> _ENTRIES_:
## start
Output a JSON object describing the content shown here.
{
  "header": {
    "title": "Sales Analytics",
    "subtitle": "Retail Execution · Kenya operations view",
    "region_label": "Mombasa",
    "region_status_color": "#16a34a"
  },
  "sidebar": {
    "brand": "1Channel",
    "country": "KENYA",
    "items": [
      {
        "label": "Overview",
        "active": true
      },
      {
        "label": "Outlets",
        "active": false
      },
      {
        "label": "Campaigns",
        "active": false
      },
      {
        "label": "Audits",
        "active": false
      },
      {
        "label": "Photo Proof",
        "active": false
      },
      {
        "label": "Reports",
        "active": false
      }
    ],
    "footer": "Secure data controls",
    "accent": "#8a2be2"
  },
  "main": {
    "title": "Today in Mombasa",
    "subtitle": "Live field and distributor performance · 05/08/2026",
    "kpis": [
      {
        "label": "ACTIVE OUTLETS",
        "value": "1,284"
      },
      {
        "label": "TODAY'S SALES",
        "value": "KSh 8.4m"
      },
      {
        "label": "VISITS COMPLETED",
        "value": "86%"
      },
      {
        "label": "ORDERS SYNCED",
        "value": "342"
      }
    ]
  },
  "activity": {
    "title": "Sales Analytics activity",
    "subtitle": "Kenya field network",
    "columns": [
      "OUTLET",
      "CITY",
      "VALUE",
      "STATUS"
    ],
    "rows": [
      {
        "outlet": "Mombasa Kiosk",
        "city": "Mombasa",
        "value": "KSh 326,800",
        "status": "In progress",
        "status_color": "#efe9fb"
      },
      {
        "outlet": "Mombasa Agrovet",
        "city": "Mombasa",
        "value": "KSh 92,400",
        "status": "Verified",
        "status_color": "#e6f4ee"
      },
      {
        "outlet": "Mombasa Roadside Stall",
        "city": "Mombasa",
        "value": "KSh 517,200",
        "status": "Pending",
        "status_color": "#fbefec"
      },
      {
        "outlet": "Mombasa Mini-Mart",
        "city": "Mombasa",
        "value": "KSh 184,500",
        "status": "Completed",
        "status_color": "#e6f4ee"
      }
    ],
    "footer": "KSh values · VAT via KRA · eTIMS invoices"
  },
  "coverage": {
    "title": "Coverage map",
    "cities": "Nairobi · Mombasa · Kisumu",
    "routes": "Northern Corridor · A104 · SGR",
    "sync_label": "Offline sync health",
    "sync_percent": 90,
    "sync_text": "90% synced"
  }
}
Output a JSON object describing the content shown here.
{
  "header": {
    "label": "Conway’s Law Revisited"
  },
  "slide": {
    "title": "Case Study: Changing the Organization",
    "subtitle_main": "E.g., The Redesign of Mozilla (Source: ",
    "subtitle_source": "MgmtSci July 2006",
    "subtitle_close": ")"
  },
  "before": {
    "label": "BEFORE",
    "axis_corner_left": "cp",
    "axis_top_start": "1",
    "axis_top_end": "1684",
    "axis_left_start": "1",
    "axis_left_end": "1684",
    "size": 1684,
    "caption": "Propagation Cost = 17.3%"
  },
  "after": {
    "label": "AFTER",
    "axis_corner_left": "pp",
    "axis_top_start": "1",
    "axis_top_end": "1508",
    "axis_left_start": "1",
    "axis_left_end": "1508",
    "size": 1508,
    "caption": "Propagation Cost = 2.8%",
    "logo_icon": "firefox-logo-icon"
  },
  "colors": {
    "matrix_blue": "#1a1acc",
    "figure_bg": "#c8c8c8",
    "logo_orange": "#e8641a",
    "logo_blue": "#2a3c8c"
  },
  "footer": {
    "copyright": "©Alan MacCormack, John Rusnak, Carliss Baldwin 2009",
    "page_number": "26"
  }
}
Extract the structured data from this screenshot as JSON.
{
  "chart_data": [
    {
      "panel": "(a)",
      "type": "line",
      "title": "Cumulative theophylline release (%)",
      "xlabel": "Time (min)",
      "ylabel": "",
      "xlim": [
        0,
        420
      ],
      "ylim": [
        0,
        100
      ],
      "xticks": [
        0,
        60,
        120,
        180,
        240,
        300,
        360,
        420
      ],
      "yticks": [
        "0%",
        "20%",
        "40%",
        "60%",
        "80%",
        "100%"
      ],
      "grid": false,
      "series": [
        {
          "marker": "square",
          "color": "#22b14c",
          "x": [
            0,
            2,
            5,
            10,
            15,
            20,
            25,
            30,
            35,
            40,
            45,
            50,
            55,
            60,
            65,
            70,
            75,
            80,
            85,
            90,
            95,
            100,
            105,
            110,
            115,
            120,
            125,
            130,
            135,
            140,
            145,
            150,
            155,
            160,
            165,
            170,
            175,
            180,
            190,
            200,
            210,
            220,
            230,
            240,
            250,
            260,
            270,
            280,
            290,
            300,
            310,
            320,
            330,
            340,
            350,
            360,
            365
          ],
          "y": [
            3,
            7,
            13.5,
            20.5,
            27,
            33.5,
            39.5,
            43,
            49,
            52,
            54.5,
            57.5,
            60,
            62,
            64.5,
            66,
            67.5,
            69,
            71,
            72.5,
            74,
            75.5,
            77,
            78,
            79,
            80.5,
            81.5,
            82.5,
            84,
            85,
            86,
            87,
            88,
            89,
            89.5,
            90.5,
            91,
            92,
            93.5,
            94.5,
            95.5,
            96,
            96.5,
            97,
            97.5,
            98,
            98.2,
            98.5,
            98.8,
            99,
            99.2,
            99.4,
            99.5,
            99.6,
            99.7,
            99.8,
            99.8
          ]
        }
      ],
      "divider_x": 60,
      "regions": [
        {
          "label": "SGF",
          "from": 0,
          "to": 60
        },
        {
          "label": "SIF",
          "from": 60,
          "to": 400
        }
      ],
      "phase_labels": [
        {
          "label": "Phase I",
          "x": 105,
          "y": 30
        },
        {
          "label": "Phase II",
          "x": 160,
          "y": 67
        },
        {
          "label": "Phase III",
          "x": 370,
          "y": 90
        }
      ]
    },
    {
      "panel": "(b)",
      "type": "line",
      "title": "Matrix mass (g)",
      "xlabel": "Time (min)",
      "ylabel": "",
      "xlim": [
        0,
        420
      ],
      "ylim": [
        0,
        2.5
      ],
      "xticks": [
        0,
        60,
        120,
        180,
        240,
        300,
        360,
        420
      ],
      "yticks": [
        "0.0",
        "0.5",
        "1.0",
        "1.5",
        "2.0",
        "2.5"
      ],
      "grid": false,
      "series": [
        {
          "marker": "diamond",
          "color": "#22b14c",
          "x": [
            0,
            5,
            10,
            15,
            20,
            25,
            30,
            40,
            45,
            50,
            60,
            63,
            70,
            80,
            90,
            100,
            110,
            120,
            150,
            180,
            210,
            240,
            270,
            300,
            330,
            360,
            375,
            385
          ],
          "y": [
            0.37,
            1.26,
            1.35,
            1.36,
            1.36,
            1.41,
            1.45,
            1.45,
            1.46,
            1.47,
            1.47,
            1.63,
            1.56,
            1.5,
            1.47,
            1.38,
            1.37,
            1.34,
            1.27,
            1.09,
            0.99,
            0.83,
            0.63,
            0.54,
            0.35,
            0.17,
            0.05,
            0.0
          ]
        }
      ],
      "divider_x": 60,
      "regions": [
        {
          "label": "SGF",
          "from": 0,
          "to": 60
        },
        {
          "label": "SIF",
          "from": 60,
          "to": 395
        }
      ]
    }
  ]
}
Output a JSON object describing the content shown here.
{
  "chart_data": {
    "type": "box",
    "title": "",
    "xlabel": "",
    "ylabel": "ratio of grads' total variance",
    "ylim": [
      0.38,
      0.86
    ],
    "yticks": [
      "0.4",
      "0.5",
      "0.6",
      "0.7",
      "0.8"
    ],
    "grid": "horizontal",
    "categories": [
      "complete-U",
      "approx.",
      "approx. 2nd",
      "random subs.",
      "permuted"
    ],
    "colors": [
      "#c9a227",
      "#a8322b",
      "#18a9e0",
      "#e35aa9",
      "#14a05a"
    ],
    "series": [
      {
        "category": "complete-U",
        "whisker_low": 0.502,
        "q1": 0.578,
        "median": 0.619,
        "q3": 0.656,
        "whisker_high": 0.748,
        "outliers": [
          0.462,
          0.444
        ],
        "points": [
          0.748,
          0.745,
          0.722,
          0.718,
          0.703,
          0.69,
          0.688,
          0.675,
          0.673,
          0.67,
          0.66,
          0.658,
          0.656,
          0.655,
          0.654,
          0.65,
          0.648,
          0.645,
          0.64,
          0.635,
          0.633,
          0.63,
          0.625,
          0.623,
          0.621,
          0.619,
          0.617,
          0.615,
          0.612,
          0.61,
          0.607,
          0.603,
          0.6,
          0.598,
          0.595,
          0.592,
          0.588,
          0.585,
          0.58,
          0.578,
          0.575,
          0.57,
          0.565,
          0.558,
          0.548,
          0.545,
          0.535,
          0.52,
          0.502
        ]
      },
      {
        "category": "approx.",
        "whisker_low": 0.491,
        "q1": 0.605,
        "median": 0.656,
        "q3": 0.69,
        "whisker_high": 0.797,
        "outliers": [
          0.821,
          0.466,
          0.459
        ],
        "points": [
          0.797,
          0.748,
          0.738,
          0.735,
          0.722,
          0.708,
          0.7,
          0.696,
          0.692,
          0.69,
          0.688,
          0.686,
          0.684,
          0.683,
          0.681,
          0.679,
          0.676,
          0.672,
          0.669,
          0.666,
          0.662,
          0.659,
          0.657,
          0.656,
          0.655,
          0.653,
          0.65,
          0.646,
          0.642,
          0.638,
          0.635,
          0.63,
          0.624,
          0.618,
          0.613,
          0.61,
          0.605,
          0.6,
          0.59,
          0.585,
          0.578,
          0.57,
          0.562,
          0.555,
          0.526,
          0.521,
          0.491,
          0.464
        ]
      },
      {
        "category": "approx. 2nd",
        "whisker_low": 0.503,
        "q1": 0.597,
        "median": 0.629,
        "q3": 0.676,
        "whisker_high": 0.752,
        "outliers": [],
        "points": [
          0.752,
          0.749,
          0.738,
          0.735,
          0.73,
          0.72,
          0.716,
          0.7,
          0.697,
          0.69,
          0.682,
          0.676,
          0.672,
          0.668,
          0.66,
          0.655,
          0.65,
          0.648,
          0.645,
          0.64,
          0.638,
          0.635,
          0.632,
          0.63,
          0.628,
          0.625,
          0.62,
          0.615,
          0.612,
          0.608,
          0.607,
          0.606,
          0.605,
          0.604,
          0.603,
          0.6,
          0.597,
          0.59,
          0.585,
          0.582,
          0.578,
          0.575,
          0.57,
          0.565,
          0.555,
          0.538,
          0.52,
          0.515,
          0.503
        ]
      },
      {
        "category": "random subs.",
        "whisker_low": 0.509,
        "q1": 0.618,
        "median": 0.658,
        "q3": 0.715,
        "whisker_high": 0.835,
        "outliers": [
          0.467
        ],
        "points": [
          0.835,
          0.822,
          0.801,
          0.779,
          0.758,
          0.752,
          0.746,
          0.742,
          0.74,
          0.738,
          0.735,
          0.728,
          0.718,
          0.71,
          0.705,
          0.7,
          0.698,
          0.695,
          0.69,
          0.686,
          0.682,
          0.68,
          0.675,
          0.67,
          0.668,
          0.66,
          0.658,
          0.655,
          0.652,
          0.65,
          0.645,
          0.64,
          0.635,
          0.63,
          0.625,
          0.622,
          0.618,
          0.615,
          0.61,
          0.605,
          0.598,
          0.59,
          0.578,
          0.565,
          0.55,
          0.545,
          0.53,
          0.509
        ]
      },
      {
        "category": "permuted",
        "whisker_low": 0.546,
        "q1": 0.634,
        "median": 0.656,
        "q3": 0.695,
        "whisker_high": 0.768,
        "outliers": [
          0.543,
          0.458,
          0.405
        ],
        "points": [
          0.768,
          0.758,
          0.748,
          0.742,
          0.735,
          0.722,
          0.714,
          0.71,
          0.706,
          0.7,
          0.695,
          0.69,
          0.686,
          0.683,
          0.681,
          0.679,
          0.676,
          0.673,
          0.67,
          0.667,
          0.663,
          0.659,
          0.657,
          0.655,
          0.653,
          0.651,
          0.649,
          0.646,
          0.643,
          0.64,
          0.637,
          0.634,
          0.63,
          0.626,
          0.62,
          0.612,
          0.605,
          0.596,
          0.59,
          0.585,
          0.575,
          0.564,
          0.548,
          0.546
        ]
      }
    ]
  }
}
## end
> _DESCRIPTION OF THE TASK_:
Select all lines with the word "Propagation" from the entries above.

> _WRITTEN ANSWER_:
    "caption": "Propagation Cost = 17.3%"
    "caption": "Propagation Cost = 2.8%",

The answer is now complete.